- [TASK TO COMPLETE]
Every entry below must be repeated exactly; skip the pictures.

■ ■ ■ ■ ■ ■ ■

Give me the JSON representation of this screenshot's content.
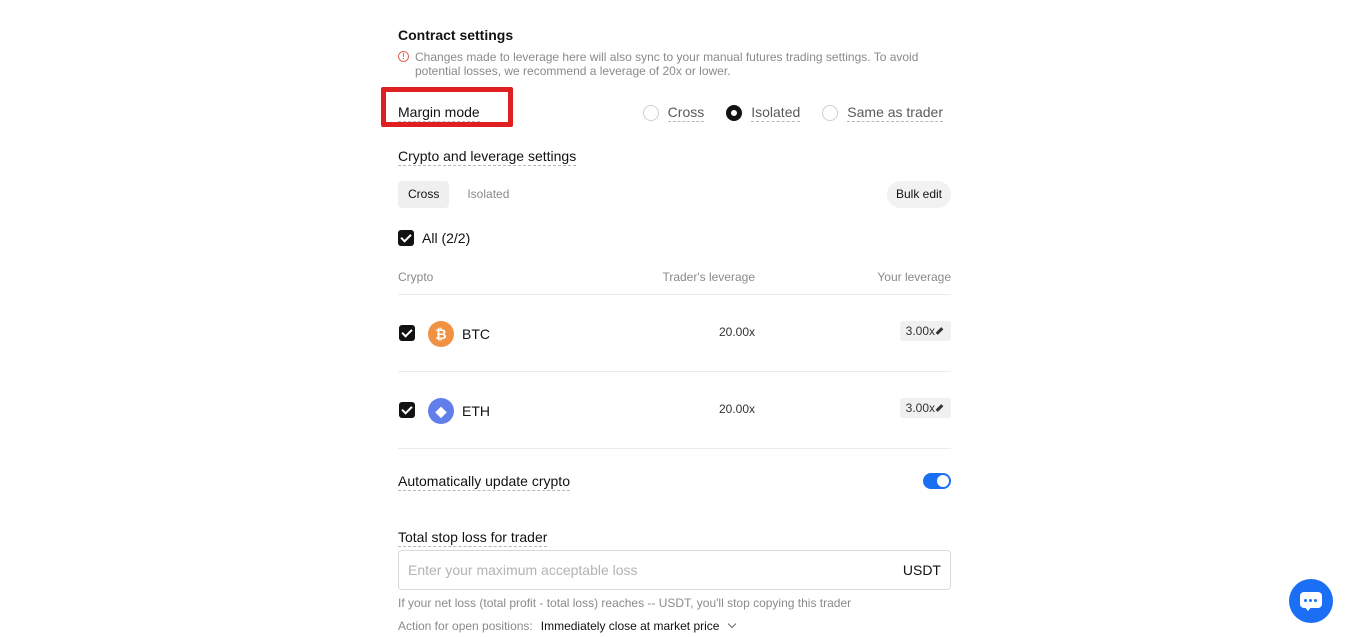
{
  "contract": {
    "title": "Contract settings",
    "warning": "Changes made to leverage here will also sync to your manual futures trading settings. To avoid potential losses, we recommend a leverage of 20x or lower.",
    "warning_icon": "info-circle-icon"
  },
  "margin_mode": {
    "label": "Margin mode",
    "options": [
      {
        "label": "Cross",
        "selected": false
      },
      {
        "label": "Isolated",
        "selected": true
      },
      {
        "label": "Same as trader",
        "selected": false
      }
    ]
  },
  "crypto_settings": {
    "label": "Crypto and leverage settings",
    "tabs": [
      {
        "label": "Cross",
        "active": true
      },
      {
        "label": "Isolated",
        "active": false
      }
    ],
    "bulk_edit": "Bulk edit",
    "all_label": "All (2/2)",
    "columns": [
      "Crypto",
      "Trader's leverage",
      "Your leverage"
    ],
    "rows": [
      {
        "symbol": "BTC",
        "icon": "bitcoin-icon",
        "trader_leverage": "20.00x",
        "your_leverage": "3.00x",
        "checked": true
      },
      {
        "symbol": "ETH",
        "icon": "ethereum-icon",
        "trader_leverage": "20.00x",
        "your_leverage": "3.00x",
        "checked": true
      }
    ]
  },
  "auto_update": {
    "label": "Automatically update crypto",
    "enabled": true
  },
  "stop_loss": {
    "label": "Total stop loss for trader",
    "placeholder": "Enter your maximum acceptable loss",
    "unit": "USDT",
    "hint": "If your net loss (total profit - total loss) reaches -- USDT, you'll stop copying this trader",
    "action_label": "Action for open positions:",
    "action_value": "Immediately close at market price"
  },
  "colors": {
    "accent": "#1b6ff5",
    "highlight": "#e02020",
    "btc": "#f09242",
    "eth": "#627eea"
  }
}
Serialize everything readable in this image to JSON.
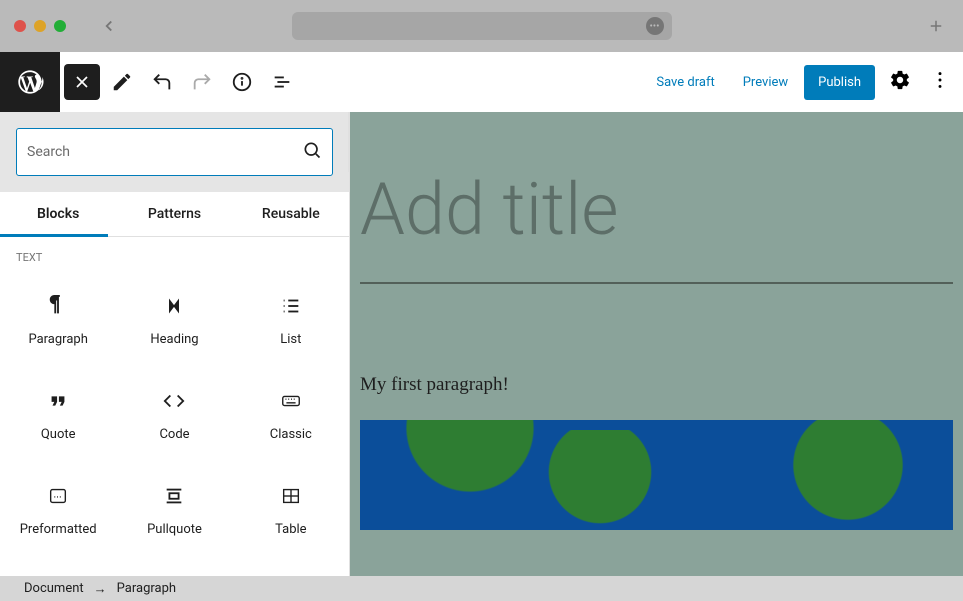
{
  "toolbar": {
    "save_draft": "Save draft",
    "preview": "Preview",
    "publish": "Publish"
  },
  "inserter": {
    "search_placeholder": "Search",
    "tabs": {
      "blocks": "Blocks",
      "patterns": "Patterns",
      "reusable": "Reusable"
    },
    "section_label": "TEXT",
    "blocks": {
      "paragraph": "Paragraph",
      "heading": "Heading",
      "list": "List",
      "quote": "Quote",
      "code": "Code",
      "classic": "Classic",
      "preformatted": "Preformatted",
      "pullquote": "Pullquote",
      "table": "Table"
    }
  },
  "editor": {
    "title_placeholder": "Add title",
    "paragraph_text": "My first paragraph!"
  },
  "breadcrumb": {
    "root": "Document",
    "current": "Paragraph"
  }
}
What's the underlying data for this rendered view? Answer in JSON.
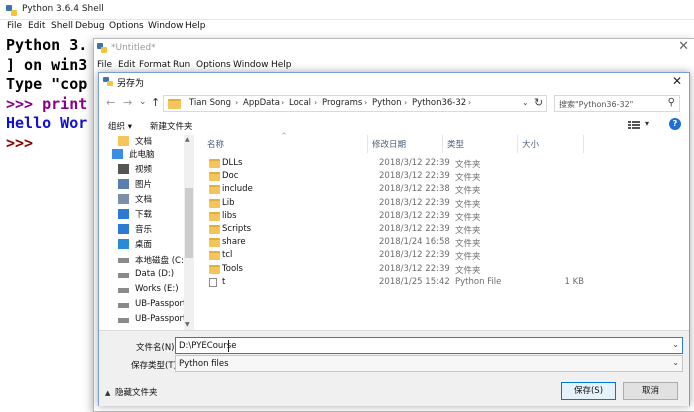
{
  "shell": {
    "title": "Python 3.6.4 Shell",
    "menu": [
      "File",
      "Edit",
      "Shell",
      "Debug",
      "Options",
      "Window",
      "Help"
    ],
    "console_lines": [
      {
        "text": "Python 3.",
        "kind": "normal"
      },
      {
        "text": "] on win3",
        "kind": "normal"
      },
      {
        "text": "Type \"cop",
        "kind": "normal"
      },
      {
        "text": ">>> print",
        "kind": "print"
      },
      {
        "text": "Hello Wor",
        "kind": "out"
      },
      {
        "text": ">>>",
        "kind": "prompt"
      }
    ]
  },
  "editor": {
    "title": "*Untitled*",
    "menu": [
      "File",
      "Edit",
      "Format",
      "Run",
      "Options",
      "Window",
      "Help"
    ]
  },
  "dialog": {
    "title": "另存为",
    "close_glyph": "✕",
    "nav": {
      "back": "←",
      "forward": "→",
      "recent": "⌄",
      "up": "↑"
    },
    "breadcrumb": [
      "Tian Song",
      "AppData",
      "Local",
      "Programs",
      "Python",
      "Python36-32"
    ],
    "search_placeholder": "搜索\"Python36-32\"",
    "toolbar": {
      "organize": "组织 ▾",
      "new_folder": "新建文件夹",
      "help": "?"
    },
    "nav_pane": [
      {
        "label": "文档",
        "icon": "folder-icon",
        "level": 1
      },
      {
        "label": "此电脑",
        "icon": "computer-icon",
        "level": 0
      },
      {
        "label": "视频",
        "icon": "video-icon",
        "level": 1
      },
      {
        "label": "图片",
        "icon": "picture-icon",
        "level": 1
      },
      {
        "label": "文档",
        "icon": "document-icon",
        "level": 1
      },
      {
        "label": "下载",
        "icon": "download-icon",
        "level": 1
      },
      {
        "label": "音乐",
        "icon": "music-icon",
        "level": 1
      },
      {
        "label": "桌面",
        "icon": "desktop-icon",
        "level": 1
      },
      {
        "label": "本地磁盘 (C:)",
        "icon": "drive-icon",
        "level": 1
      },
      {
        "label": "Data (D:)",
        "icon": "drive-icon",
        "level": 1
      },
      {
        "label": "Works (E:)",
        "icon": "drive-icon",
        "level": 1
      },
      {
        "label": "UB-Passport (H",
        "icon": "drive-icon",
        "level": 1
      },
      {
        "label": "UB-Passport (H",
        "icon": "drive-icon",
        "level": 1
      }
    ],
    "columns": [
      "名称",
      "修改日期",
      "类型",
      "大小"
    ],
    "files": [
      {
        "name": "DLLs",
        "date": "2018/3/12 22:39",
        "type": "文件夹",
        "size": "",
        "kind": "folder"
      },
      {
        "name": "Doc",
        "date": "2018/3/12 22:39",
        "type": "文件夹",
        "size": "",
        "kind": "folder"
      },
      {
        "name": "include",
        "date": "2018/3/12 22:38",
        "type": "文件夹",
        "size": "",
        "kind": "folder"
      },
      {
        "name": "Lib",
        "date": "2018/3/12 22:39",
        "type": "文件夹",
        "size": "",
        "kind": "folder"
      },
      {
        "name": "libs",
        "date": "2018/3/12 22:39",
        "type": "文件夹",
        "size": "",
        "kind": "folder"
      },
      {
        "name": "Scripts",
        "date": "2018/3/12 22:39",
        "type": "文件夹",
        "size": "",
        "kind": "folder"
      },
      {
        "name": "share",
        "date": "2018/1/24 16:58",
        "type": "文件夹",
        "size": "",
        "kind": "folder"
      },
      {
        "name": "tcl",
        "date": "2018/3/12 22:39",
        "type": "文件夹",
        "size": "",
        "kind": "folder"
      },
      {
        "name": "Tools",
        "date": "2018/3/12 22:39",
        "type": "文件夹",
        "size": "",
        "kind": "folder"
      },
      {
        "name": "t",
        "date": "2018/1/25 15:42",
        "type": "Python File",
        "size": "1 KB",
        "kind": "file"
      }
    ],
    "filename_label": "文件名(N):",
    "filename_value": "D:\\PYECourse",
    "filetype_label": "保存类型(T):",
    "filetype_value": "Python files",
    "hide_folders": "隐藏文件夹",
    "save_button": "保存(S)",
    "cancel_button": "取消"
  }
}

■ ■ ■ ■ ■ ■ ■

- [THE OUTPUT]
Give me the JSON representation of this screenshot's content.
{
  "contract": {
    "title": "Contract settings",
    "warning": "Changes made to leverage here will also sync to your manual futures trading settings. To avoid potential losses, we recommend a leverage of 20x or lower.",
    "warning_icon": "info-circle-icon"
  },
  "margin_mode": {
    "label": "Margin mode",
    "options": [
      {
        "label": "Cross",
        "selected": false
      },
      {
        "label": "Isolated",
        "selected": true
      },
      {
        "label": "Same as trader",
        "selected": false
      }
    ]
  },
  "crypto_settings": {
    "label": "Crypto and leverage settings",
    "tabs": [
      {
        "label": "Cross",
        "active": true
      },
      {
        "label": "Isolated",
        "active": false
      }
    ],
    "bulk_edit": "Bulk edit",
    "all_label": "All (2/2)",
    "columns": [
      "Crypto",
      "Trader's leverage",
      "Your leverage"
    ],
    "rows": [
      {
        "symbol": "BTC",
        "icon": "bitcoin-icon",
        "trader_leverage": "20.00x",
        "your_leverage": "3.00x",
        "checked": true
      },
      {
        "symbol": "ETH",
        "icon": "ethereum-icon",
        "trader_leverage": "20.00x",
        "your_leverage": "3.00x",
        "checked": true
      }
    ]
  },
  "auto_update": {
    "label": "Automatically update crypto",
    "enabled": true
  },
  "stop_loss": {
    "label": "Total stop loss for trader",
    "placeholder": "Enter your maximum acceptable loss",
    "unit": "USDT",
    "hint": "If your net loss (total profit - total loss) reaches -- USDT, you'll stop copying this trader",
    "action_label": "Action for open positions:",
    "action_value": "Immediately close at market price"
  },
  "colors": {
    "accent": "#1b6ff5",
    "highlight": "#e02020",
    "btc": "#f09242",
    "eth": "#627eea"
  }
}
Serialize everything readable in this image to JSON.
{
  "toolbar": {
    "save_draft": "Save draft",
    "preview": "Preview",
    "publish": "Publish"
  },
  "inserter": {
    "search_placeholder": "Search",
    "tabs": {
      "blocks": "Blocks",
      "patterns": "Patterns",
      "reusable": "Reusable"
    },
    "section_label": "TEXT",
    "blocks": {
      "paragraph": "Paragraph",
      "heading": "Heading",
      "list": "List",
      "quote": "Quote",
      "code": "Code",
      "classic": "Classic",
      "preformatted": "Preformatted",
      "pullquote": "Pullquote",
      "table": "Table"
    }
  },
  "editor": {
    "title_placeholder": "Add title",
    "paragraph_text": "My first paragraph!"
  },
  "breadcrumb": {
    "root": "Document",
    "current": "Paragraph"
  }
}
What's the underlying data for this rendered view? Answer in JSON.
{
  "shell": {
    "title": "Python 3.6.4 Shell",
    "menu": [
      "File",
      "Edit",
      "Shell",
      "Debug",
      "Options",
      "Window",
      "Help"
    ],
    "console_lines": [
      {
        "text": "Python 3.",
        "kind": "normal"
      },
      {
        "text": "] on win3",
        "kind": "normal"
      },
      {
        "text": "Type \"cop",
        "kind": "normal"
      },
      {
        "text": ">>> print",
        "kind": "print"
      },
      {
        "text": "Hello Wor",
        "kind": "out"
      },
      {
        "text": ">>>",
        "kind": "prompt"
      }
    ]
  },
  "editor": {
    "title": "*Untitled*",
    "menu": [
      "File",
      "Edit",
      "Format",
      "Run",
      "Options",
      "Window",
      "Help"
    ]
  },
  "dialog": {
    "title": "另存为",
    "close_glyph": "✕",
    "nav": {
      "back": "←",
      "forward": "→",
      "recent": "⌄",
      "up": "↑"
    },
    "breadcrumb": [
      "Tian Song",
      "AppData",
      "Local",
      "Programs",
      "Python",
      "Python36-32"
    ],
    "search_placeholder": "搜索\"Python36-32\"",
    "toolbar": {
      "organize": "组织 ▾",
      "new_folder": "新建文件夹",
      "help": "?"
    },
    "nav_pane": [
      {
        "label": "文档",
        "icon": "folder-icon",
        "level": 1
      },
      {
        "label": "此电脑",
        "icon": "computer-icon",
        "level": 0
      },
      {
        "label": "视频",
        "icon": "video-icon",
        "level": 1
      },
      {
        "label": "图片",
        "icon": "picture-icon",
        "level": 1
      },
      {
        "label": "文档",
        "icon": "document-icon",
        "level": 1
      },
      {
        "label": "下载",
        "icon": "download-icon",
        "level": 1
      },
      {
        "label": "音乐",
        "icon": "music-icon",
        "level": 1
      },
      {
        "label": "桌面",
        "icon": "desktop-icon",
        "level": 1
      },
      {
        "label": "本地磁盘 (C:)",
        "icon": "drive-icon",
        "level": 1
      },
      {
        "label": "Data (D:)",
        "icon": "drive-icon",
        "level": 1
      },
      {
        "label": "Works (E:)",
        "icon": "drive-icon",
        "level": 1
      },
      {
        "label": "UB-Passport (H",
        "icon": "drive-icon",
        "level": 1
      },
      {
        "label": "UB-Passport (H",
        "icon": "drive-icon",
        "level": 1
      }
    ],
    "columns": [
      "名称",
      "修改日期",
      "类型",
      "大小"
    ],
    "files": [
      {
        "name": "DLLs",
        "date": "2018/3/12 22:39",
        "type": "文件夹",
        "size": "",
        "kind": "folder"
      },
      {
        "name": "Doc",
        "date": "2018/3/12 22:39",
        "type": "文件夹",
        "size": "",
        "kind": "folder"
      },
      {
        "name": "include",
        "date": "2018/3/12 22:38",
        "type": "文件夹",
        "size": "",
        "kind": "folder"
      },
      {
        "name": "Lib",
        "date": "2018/3/12 22:39",
        "type": "文件夹",
        "size": "",
        "kind": "folder"
      },
      {
        "name": "libs",
        "date": "2018/3/12 22:39",
        "type": "文件夹",
        "size": "",
        "kind": "folder"
      },
      {
        "name": "Scripts",
        "date": "2018/3/12 22:39",
        "type": "文件夹",
        "size": "",
        "kind": "folder"
      },
      {
        "name": "share",
        "date": "2018/1/24 16:58",
        "type": "文件夹",
        "size": "",
        "kind": "folder"
      },
      {
        "name": "tcl",
        "date": "2018/3/12 22:39",
        "type": "文件夹",
        "size": "",
        "kind": "folder"
      },
      {
        "name": "Tools",
        "date": "2018/3/12 22:39",
        "type": "文件夹",
        "size": "",
        "kind": "folder"
      },
      {
        "name": "t",
        "date": "2018/1/25 15:42",
        "type": "Python File",
        "size": "1 KB",
        "kind": "file"
      }
    ],
    "filename_label": "文件名(N):",
    "filename_value": "D:\\PYECourse",
    "filetype_label": "保存类型(T):",
    "filetype_value": "Python files",
    "hide_folders": "隐藏文件夹",
    "save_button": "保存(S)",
    "cancel_button": "取消"
  }
}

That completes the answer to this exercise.